● **Short exercise 1**
Please retype the stretch of the listing from its first line through the line that contains "series-point [809, 765, 812, 768]", both included, keeping each line unchanged.

· · · ·

This notebook executes a workflow for annual updating of AusEFlux terrestrial carbon and water fluxes. It contains four main steps, instructions are provided in the subsections below. Pay close attention to the `Analysis Parameters` sections and ensure paths etc. are correct.

***
**Ideal compute environment:**

Assuming 500m resolution. At this high resolution the process is quite slow.

- NCI's 'hugemem' queue
- X-large (24 cores, 765GiB)
- Python 3.10.0
- Python venv: `/g/data/xc0/project/AusEFlux/env/py310`
- Storage Folders: `gdata/ub8+gdata/xc0`
***

## Set up Dask

In [None]:
import warnings
warnings.simplefilter(action='ignore')

import sys
sys.path.append('/g/data/xc0/project/AusEFlux/src/')
from _utils import start_local_dask

In [None]:
client = start_local_dask(mem_safety_margin='2Gb')
client

## Set up project directory structure

This workflow assumes a specific file/folder structure, here we create that folder structure to support the rest of the process.

Below, enter the `root directory location` where project results and data are stored

In [None]:
root='/g/data/xc0/project/AusEFlux'
target_grid = '500m'

In [None]:
from _utils import create_project_directories
create_project_directories(root_dir=root, target_grid=target_grid)

## Step 1: Spatiotemporal harmonisation of input datasets

Most datasets are originally from here: https://thredds.nci.org.au/thredds/catalog/ub8/au/catalog.html

Dataset from this process are output as annual layers in `data/interim`

**Expected completion time at 500m ~3.5 hours**

### Analysis Parameters

* `target_grid`: The spatial resolution of the product we are building
* `results`: Path to store interim datasets after they have undergone harmonisatin
* `year`: The year of data we are processing.

In [None]:
target_grid = '500m'
results=f'/g/data/xc0/project/AusEFlux/data/interim_{target_grid}/'
year = 2024

### Run step 1



In [None]:
from _harmonisation import spatiotemporal_harmonisation

In [None]:
spatiotemporal_harmonisation(
    year_start=year,
    year_end=year,
    target_grid=target_grid,
    results_path=results,
    verbose=True
)

## Step 2: Create feature datasets

Combine results of the spatiotemporal harmonisation into temporally stacked netcdf files, and create new features/variables based on the climate (e.g. anomalies) and remote sensing (e.g. vegetation fractions) datasets. 

**Expected completion time at 500m resolution is ~6 hours**

### Analysis Parameters

* `target_grid`: The spatial resolution of the product we are building
* `base`: Path to where the harmonised datasets output from Step 1 are stored. 
* `results`: Path to store temporally stacked netcdf files i.e. where the outputs of Step 2 will be stored
* `exclude`: Variables to exclude from combining. i.e. Some of the variables in `/interim` output in Step 1 are not needed hereafter.

· · · ·

● **Short exercise 2**
Continue the AusEFlux annual-update notebook text from where it stops.

· · · ·

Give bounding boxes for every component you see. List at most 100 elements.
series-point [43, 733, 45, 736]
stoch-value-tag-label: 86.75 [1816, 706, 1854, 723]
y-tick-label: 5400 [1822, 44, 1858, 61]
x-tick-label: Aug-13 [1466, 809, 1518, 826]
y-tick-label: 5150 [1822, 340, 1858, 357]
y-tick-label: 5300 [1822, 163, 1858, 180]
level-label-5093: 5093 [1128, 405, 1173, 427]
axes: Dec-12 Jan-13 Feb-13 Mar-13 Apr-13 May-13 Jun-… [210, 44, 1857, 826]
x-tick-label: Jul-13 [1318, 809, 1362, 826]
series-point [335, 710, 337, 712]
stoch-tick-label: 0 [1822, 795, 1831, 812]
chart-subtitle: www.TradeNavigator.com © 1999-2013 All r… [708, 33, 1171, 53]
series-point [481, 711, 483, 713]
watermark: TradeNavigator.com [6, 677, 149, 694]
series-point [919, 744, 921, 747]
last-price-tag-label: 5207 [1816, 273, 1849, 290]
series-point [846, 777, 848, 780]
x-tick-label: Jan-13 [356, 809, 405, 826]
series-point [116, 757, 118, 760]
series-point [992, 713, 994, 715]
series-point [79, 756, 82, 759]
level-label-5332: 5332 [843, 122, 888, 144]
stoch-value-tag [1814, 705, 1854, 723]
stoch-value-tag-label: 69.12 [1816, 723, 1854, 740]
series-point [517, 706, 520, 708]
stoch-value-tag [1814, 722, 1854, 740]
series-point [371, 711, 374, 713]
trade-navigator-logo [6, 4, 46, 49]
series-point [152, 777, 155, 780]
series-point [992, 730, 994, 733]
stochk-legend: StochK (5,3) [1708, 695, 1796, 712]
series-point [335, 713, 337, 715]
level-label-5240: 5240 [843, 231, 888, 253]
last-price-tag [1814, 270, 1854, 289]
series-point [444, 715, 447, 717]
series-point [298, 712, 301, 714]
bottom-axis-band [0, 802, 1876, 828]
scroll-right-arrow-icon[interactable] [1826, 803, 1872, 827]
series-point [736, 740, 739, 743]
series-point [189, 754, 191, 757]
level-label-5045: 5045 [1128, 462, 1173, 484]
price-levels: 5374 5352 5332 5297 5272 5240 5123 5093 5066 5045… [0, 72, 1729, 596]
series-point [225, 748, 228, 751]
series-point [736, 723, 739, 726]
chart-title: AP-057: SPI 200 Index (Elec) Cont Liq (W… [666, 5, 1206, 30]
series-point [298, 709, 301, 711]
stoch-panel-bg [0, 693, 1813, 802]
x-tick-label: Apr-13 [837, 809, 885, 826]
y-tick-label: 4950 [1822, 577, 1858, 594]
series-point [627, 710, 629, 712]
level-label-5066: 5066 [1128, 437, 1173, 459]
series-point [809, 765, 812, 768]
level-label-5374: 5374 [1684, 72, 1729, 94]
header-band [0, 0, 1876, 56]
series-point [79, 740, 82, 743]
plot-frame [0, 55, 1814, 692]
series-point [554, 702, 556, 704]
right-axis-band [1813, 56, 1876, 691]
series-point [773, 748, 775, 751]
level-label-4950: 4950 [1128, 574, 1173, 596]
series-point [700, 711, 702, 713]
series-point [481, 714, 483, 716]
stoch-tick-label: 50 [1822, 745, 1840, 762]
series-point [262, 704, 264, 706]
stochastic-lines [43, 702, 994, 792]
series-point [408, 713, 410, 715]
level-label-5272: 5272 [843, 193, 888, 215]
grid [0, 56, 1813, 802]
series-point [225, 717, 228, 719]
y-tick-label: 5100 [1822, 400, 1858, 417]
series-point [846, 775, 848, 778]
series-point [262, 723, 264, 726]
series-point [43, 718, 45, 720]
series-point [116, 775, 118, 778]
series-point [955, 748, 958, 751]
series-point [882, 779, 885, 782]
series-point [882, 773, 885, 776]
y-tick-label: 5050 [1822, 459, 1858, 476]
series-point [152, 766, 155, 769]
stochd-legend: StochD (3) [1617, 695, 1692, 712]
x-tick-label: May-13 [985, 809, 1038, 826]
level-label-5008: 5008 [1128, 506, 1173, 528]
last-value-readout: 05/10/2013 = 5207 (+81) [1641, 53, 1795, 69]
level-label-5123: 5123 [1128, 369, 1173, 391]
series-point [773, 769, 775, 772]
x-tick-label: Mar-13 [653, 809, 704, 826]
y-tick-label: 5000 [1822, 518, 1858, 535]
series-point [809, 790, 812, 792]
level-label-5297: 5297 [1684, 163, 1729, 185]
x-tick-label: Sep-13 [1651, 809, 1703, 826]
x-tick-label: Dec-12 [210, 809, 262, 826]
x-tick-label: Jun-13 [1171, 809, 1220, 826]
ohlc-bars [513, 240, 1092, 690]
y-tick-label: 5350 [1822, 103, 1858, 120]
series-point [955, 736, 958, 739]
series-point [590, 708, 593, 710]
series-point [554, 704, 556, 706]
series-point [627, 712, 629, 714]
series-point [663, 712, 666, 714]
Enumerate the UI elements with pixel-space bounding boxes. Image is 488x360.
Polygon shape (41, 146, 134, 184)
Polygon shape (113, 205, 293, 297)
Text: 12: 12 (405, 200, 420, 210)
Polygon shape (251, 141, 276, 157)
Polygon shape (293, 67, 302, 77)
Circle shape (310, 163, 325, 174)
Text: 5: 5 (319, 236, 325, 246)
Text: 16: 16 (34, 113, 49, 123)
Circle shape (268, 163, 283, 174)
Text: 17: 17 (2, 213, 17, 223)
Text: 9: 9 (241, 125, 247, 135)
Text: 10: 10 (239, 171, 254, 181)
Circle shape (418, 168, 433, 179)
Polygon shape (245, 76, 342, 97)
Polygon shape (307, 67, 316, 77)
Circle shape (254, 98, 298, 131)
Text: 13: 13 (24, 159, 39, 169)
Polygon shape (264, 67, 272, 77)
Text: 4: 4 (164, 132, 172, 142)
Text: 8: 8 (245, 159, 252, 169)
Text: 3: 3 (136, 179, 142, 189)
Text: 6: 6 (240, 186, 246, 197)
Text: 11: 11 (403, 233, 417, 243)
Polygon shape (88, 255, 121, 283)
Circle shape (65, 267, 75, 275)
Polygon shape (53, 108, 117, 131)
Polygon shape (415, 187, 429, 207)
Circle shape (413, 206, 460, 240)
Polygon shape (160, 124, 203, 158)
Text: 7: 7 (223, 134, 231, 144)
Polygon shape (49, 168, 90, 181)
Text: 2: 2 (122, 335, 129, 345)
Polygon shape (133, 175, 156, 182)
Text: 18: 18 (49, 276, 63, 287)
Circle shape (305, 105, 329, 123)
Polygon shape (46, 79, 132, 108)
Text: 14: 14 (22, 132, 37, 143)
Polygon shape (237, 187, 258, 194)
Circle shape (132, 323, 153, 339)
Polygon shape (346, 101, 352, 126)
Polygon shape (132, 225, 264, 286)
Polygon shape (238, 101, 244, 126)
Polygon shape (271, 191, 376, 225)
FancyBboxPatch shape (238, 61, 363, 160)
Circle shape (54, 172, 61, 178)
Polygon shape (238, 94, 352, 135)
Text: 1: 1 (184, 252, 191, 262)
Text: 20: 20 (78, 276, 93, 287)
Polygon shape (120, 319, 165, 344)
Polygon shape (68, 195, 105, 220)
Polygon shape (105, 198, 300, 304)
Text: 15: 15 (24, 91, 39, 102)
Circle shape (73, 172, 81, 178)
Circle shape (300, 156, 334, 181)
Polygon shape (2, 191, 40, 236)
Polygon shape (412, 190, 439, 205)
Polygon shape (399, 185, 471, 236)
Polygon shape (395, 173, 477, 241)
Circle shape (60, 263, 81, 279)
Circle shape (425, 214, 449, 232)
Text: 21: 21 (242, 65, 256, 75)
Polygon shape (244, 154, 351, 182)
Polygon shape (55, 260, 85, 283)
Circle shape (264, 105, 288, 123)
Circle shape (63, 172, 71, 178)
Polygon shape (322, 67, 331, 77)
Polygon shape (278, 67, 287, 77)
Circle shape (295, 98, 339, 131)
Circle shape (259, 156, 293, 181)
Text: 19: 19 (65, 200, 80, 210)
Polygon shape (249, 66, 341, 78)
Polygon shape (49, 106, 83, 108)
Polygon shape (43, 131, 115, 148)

· · · ·

● **Written response 1**
Give bounding boxes for every component you see. List at most 100 elements.
series-point [43, 733, 45, 736]
stoch-value-tag-label: 86.75 [1816, 706, 1854, 723]
y-tick-label: 5400 [1822, 44, 1858, 61]
x-tick-label: Aug-13 [1466, 809, 1518, 826]
y-tick-label: 5150 [1822, 340, 1858, 357]
y-tick-label: 5300 [1822, 163, 1858, 180]
level-label-5093: 5093 [1128, 405, 1173, 427]
axes: Dec-12 Jan-13 Feb-13 Mar-13 Apr-13 May-13 Jun-… [210, 44, 1857, 826]
x-tick-label: Jul-13 [1318, 809, 1362, 826]
series-point [335, 710, 337, 712]
stoch-tick-label: 0 [1822, 795, 1831, 812]
chart-subtitle: www.TradeNavigator.com © 1999-2013 All r… [708, 33, 1171, 53]
series-point [481, 711, 483, 713]
watermark: TradeNavigator.com [6, 677, 149, 694]
series-point [919, 744, 921, 747]
last-price-tag-label: 5207 [1816, 273, 1849, 290]
series-point [846, 777, 848, 780]
x-tick-label: Jan-13 [356, 809, 405, 826]
series-point [116, 757, 118, 760]
series-point [992, 713, 994, 715]
series-point [79, 756, 82, 759]
level-label-5332: 5332 [843, 122, 888, 144]
stoch-value-tag [1814, 705, 1854, 723]
stoch-value-tag-label: 69.12 [1816, 723, 1854, 740]
series-point [517, 706, 520, 708]
stoch-value-tag [1814, 722, 1854, 740]
series-point [371, 711, 374, 713]
trade-navigator-logo [6, 4, 46, 49]
series-point [152, 777, 155, 780]
series-point [992, 730, 994, 733]
stochk-legend: StochK (5,3) [1708, 695, 1796, 712]
series-point [335, 713, 337, 715]
level-label-5240: 5240 [843, 231, 888, 253]
last-price-tag [1814, 270, 1854, 289]
series-point [444, 715, 447, 717]
series-point [298, 712, 301, 714]
bottom-axis-band [0, 802, 1876, 828]
scroll-right-arrow-icon[interactable] [1826, 803, 1872, 827]
series-point [736, 740, 739, 743]
series-point [189, 754, 191, 757]
level-label-5045: 5045 [1128, 462, 1173, 484]
price-levels: 5374 5352 5332 5297 5272 5240 5123 5093 5066 5045… [0, 72, 1729, 596]
series-point [225, 748, 228, 751]
series-point [736, 723, 739, 726]
chart-title: AP-057: SPI 200 Index (Elec) Cont Liq (W… [666, 5, 1206, 30]
series-point [298, 709, 301, 711]
stoch-panel-bg [0, 693, 1813, 802]
x-tick-label: Apr-13 [837, 809, 885, 826]
y-tick-label: 4950 [1822, 577, 1858, 594]
series-point [627, 710, 629, 712]
level-label-5066: 5066 [1128, 437, 1173, 459]
series-point [809, 765, 812, 768]

● **Written response 2**
In [None]:
#results are stored in different directory due to storage issues
target_grid = '500m'
base = f'/g/data/xc0/project/AusEFlux/data/interim_{target_grid}/'
results=f'/g/data/xc0/project/AusEFlux/data/{target_grid}/'
exclude = ['.ipynb_checkpoints', 'kTavg', 'Tmax', 'Tmin']

### Run step 2

start time = 1511

In [None]:
from _feature_datasets import create_feature_datasets

In [None]:
create_feature_datasets(
    base=base,
    results_path=results,
    exclude=exclude,
    target_grid=target_grid,
    verbose=True
)

## Step 3: Predict ensemble

Using the ensemble of models, we will generate an ensemble of gridded predictions. The code below will loop through the carbon and water fluxes and submit each job to the gadi queue. If, for some reason, you need to adapt the parameters of the shell script that submits the jobs then it can be found at `/g/data/xc0/project/AusEFlux/src/_qsub_ensemble_member.sh`

Its advisable that you check that all 30 ensemble members for each flux are exported, as it is not uncommon for a Gadi job to fail for no apparent reason and the results won't be exported (this is very likely when running 120 large jobs simultaneously). In which case, run the code block again as the code first checks if the result already exists.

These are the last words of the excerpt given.